## The records
— Start —

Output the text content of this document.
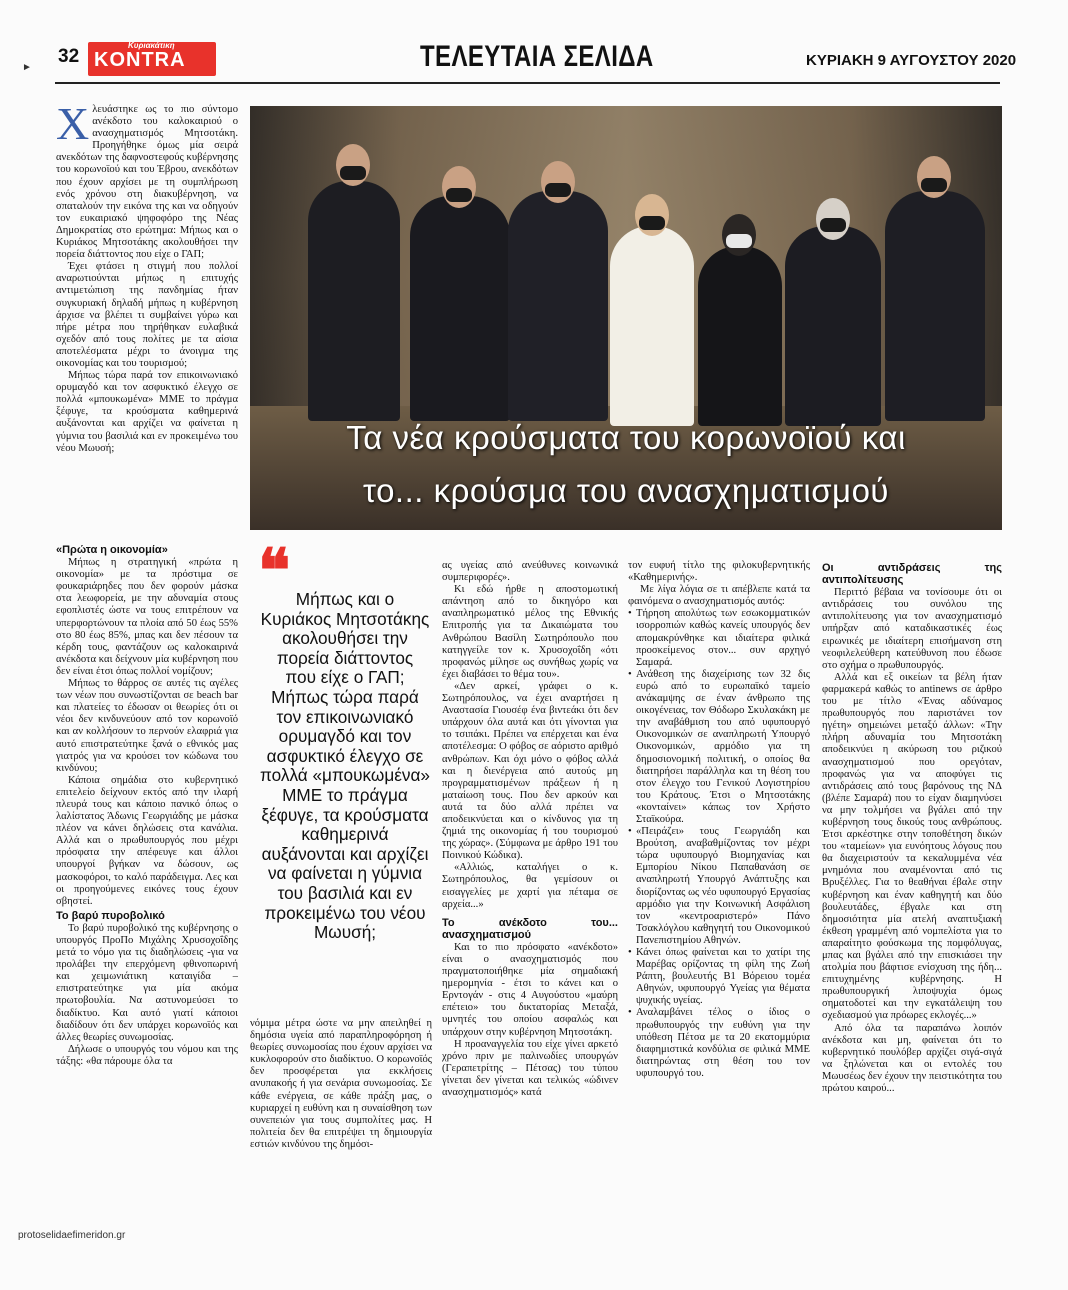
►
32
Κυριακάτικη
KONTRA	ΤΕΛΕΥΤΑΙΑ ΣΕΛΙΔΑ	ΚΥΡΙΑΚΗ 9 ΑΥΓΟΥΣΤΟΥ 2020
Τα νέα κρούσματα του κορωνοϊού και
το... κρούσμα του ανασχηματισμού
Χ λευάστηκε ως το πιο σύντομο ανέκδοτο του καλοκαιριού ο ανασχηματισμός Μητσοτάκη. Προηγήθηκε όμως μία σειρά ανεκδότων της δαφνοστεφούς κυβέρνησης του κορωνοϊού και του Έβρου, ανεκδότων που έχουν αρχίσει με τη συμπλήρωση ενός χρόνου στη διακυβέρνηση, να σπαταλούν την εικόνα της και να οδηγούν τον ευκαιριακό ψηφοφόρο της Νέας Δημοκρατίας στο ερώτημα: Μήπως και ο Κυριάκος Μητσοτάκης ακολουθήσει την πορεία διάττοντος που είχε ο ΓΑΠ;

Έχει φτάσει η στιγμή που πολλοί αναρωτιούνται μήπως η επιτυχής αντιμετώπιση της πανδημίας ήταν συγκυριακή δηλαδή μήπως η κυβέρνηση άρχισε να βλέπει τι συμβαίνει γύρω και πήρε μέτρα που τηρήθηκαν ευλαβικά σχεδόν από τους πολίτες με τα αίσια αποτελέσματα μέχρι το άνοιγμα της οικονομίας και του τουρισμού;

Μήπως τώρα παρά τον επικοινωνιακό ορυμαγδό και τον ασφυκτικό έλεγχο σε πολλά «μπουκωμένα» ΜΜΕ το πράγμα ξέφυγε, τα κρούσματα καθημερινά αυξάνονται και αρχίζει να φαίνεται η γύμνια του βασιλιά και εν προκειμένω του νέου Μωυσή;

«Πρώτα η οικονομία»

Μήπως η στρατηγική «πρώτα η οικονομία» με τα πρόστιμα σε φουκαριάρηδες που δεν φορούν μάσκα στα λεωφορεία, με την αδυναμία στους εφοπλιστές ώστε να τους επιτρέπουν να υπερφορτώνουν τα πλοία από 50 έως 55% στο 80 έως 85%, μπας και δεν πέσουν τα κέρδη τους, φαντάζουν ως καλοκαιρινά ανέκδοτα και δείχνουν μία κυβέρνηση που δεν είναι έτσι όπως πολλοί νομίζουν;

Μήπως το θάρρος σε αυτές τις αγέλες των νέων που συνωστίζονται σε beach bar και πλατείες το έδωσαν οι θεωρίες ότι οι νέοι δεν κινδυνεύουν από τον κορωνοϊό και αν κολλήσουν το περνούν ελαφριά για αυτό επιστρατεύτηκε ξανά ο εθνικός μας γιατρός για να κρούσει τον κώδωνα του κινδύνου;

Κάποια σημάδια στο κυβερνητικό επιτελείο δείχνουν εκτός από την ιλαρή πλευρά τους και κάποιο πανικό όπως ο λαλίστατος Άδωνις Γεωργιάδης με μάσκα πλέον να κάνει δηλώσεις στα κανάλια. Αλλά και ο πρωθυπουργός που μέχρι πρόσφατα την απέφευγε και άλλοι υπουργοί βγήκαν να δώσουν, ως μασκοφόροι, το καλό παράδειγμα. Λες και οι προηγούμενες εικόνες τους έχουν σβηστεί.

Το βαρύ πυροβολικό

Το βαρύ πυροβολικό της κυβέρνησης ο υπουργός ΠροΠο Μιχάλης Χρυσοχοΐδης μετά το νόμο για τις διαδηλώσεις -για να προλάβει την επερχόμενη φθινοπωρινή και χειμωνιάτικη καταιγίδα – επιστρατεύτηκε για μία ακόμα πρωτοβουλία. Να αστυνομεύσει το διαδίκτυο. Και αυτό γιατί κάποιοι διαδίδουν ότι δεν υπάρχει κορωνοϊός και άλλες θεωρίες συνωμοσίας.

Δήλωσε ο υπουργός του νόμου και της τάξης: «θα πάρουμε όλα τα

❝ Μήπως και ο Κυριάκος Μητσοτάκης ακολουθήσει την πορεία διάττοντος που είχε ο ΓΑΠ; Μήπως τώρα παρά τον επικοινωνιακό ορυμαγδό και τον ασφυκτικό έλεγχο σε πολλά «μπουκωμένα» ΜΜΕ το πράγμα ξέφυγε, τα κρούσματα καθημερινά αυξάνονται και αρχίζει να φαίνεται η γύμνια του βασιλιά και εν προκειμένω του νέου Μωυσή;

νόμιμα μέτρα ώστε να μην απειληθεί η δημόσια υγεία από παραπληροφόρηση ή θεωρίες συνωμοσίας που έχουν αρχίσει να κυκλοφορούν στο διαδίκτυο. Ο κορωνοϊός δεν προσφέρεται για εκκλήσεις ανυπακοής ή για σενάρια συνωμοσίας. Σε κάθε ενέργεια, σε κάθε πράξη μας, ο κυριαρχεί η ευθύνη και η συναίσθηση των συνεπειών για τους συμπολίτες μας. Η πολιτεία δεν θα επιτρέψει τη δημιουργία εστιών κινδύνου της δημόσι-

ας υγείας από ανεύθυνες κοινωνικά συμπεριφορές».

Κι εδώ ήρθε η αποστομωτική απάντηση από το δικηγόρο και αναπληρωματικό μέλος της Εθνικής Επιτροπής για τα Δικαιώματα του Ανθρώπου Βασίλη Σωτηρόπουλο που κατηγγείλε τον κ. Χρυσοχοΐδη «ότι προφανώς μίλησε ως συνήθως χωρίς να έχει διαβάσει το θέμα του».

«Δεν αρκεί, γράφει ο κ. Σωτηρόπουλος, να έχει αναρτήσει η Αναστασία Γιουσέφ ένα βιντεάκι ότι δεν υπάρχουν όλα αυτά και ότι γίνονται για το τσιπάκι. Πρέπει να επέρχεται και ένα αποτέλεσμα: Ο φόβος σε αόριστο αριθμό ανθρώπων. Και όχι μόνο ο φόβος αλλά και η διενέργεια από αυτούς μη προγραμματισμένων πράξεων ή η ματαίωση τους. Που δεν αρκούν και αυτά τα δύο αλλά πρέπει να αποδεικνύεται και ο κίνδυνος για τη ζημιά της οικονομίας ή του τουρισμού της χώρας». (Σύμφωνα με άρθρο 191 του Ποινικού Κώδικα).

«Αλλιώς, καταλήγει ο κ. Σωτηρόπουλος, θα γεμίσουν οι εισαγγελίες με χαρτί για πέταμα σε αρχεία...»

Το ανέκδοτο του... ανασχηματισμού

Και το πιο πρόσφατο «ανέκδοτο» είναι ο ανασχηματισμός που πραγματοποιήθηκε μία σημαδιακή ημερομηνία - έτσι το κάνει και ο Ερντογάν - στις 4 Αυγούστου «μαύρη επέτειο» του δικτατορίας Μεταξά, υμνητές του οποίου ασφαλώς και υπάρχουν στην κυβέρνηση Μητσοτάκη.

Η προαναγγελία του είχε γίνει αρκετό χρόνο πριν με παλινωδίες υπουργών (Γεραπετρίτης – Πέτσας) του τύπου γίνεται δεν γίνεται και τελικώς «ώδινεν ανασχηματισμός» κατά

τον ευφυή τίτλο της φιλοκυβερνητικής «Καθημερινής».

Με λίγα λόγια σε τι απέβλεπε κατά τα φαινόμενα ο ανασχηματισμός αυτός:

• Τήρηση απολύτως των εσωκομματικών ισορροπιών καθώς κανείς υπουργός δεν απομακρύνθηκε και ιδιαίτερα φιλικά προσκείμενος στον... συν αρχηγό Σαμαρά.

• Ανάθεση της διαχείρισης των 32 δις ευρώ από το ευρωπαϊκό ταμείο ανάκαμψης σε έναν άνθρωπο της οικογένειας, τον Θόδωρο Σκυλακάκη με την αναβάθμιση του από υφυπουργό Οικονομικών σε αναπληρωτή Υπουργό Οικονομικών, αρμόδιο για τη δημοσιονομική πολιτική, ο οποίος θα διατηρήσει παράλληλα και τη θέση του στον έλεγχο του Γενικού Λογιστηρίου του Κράτους. Έτσι ο Μητσοτάκης «κονταίνει» κάπως τον Χρήστο Σταϊκούρα.

• «Πειράζει» τους Γεωργιάδη και Βρούτση, αναβαθμίζοντας τον μέχρι τώρα υφυπουργό Βιομηχανίας και Εμπορίου Νίκου Παπαθανάση σε αναπληρωτή Υπουργό Ανάπτυξης και διορίζοντας ως νέο υφυπουργό Εργασίας αρμόδιο για την Κοινωνική Ασφάλιση τον «κεντροαριστερό» Πάνο Τσακλόγλου καθηγητή του Οικονομικού Πανεπιστημίου Αθηνών.

• Κάνει όπως φαίνεται και το χατίρι της Μαρέβας ορίζοντας τη φίλη της Ζωή Ράπτη, βουλευτής Β1 Βόρειου τομέα Αθηνών, υφυπουργό Υγείας για θέματα ψυχικής υγείας.

• Αναλαμβάνει τέλος ο ίδιος ο πρωθυπουργός την ευθύνη για την υπόθεση Πέτσα με τα 20 εκατομμύρια διαφημιστικά κονδύλια σε φιλικά ΜΜΕ διατηρώντας στη θέση του τον υφυπουργό του.

Οι αντιδράσεις της αντιπολίτευσης

Περιττό βέβαια να τονίσουμε ότι οι αντιδράσεις του συνόλου της αντιπολίτευσης για τον ανασχηματισμό υπήρξαν από καταδικαστικές έως ειρωνικές με ιδιαίτερη επισήμανση στη νεοφιλελεύθερη κατεύθυνση που έδωσε στο σχήμα ο πρωθυπουργός.

Αλλά και εξ οικείων τα βέλη ήταν φαρμακερά καθώς το antinews σε άρθρο του με τίτλο «Ένας αδύναμος πρωθυπουργός που παριστάνει τον ηγέτη» σημειώνει μεταξύ άλλων: «Την πλήρη αδυναμία του Μητσοτάκη αποδεικνύει η ακύρωση του ριζικού ανασχηματισμού που ορεγόταν, προφανώς για να αποφύγει τις αντιδράσεις από τους βαρόνους της ΝΔ (βλέπε Σαμαρά) που το είχαν διαμηνύσει να μην τολμήσει να βγάλει από την κυβέρνηση τους δικούς τους ανθρώπους. Έτσι αρκέστηκε στην τοποθέτηση δικών του «ταμείων» για ευνόητους λόγους που θα διαχειριστούν τα κεκαλυμμένα νέα μνημόνια που αναμένονται από τις Βρυξέλλες. Για το θεαθήναι έβαλε στην κυβέρνηση και έναν καθηγητή και δύο βουλευτάδες, έβγαλε και στη δημοσιότητα μία ατελή αναπτυξιακή έκθεση γραμμένη από νομπελίστα για το απαραίτητο φούσκωμα της πομφόλυγας, μπας και βγάλει από την επισκιάσει την ατολμία που βάφτισε ενίσχυση της ήδη... επιτυχημένης κυβέρνησης. Η πρωθυπουργική λιποψυχία όμως σηματοδοτεί και την εγκατάλειψη του σχεδιασμού για πρόωρες εκλογές...»

Από όλα τα παραπάνω λοιπόν ανέκδοτα και μη, φαίνεται ότι το κυβερνητικό πουλόβερ αρχίζει σιγά-σιγά να ξηλώνεται και οι εντολές του Μωυσέως δεν έχουν την πειστικότητα του πρώτου καιρού...

protoselidaefimeridon.gr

— End —

## Brief
Find each line holding the word "Αθηνών" and copy it.

## Response to the exercise
• «Πειράζει» τους Γεωργιάδη και Βρούτση, αναβαθμίζοντας τον μέχρι τώρα υφυπουργό Βιομηχανίας και Εμπορίου Νίκου Παπαθανάση σε αναπληρωτή Υπουργό Ανάπτυξης και διορίζοντας ως νέο υφυπουργό Εργασίας αρμόδιο για την Κοινωνική Ασφάλιση τον «κεντροαριστερό» Πάνο Τσακλόγλου καθηγητή του Οικονομικού Πανεπιστημίου Αθηνών.
• Κάνει όπως φαίνεται και το χατίρι της Μαρέβας ορίζοντας τη φίλη της Ζωή Ράπτη, βουλευτής Β1 Βόρειου τομέα Αθηνών, υφυπουργό Υγείας για θέματα ψυχικής υγείας.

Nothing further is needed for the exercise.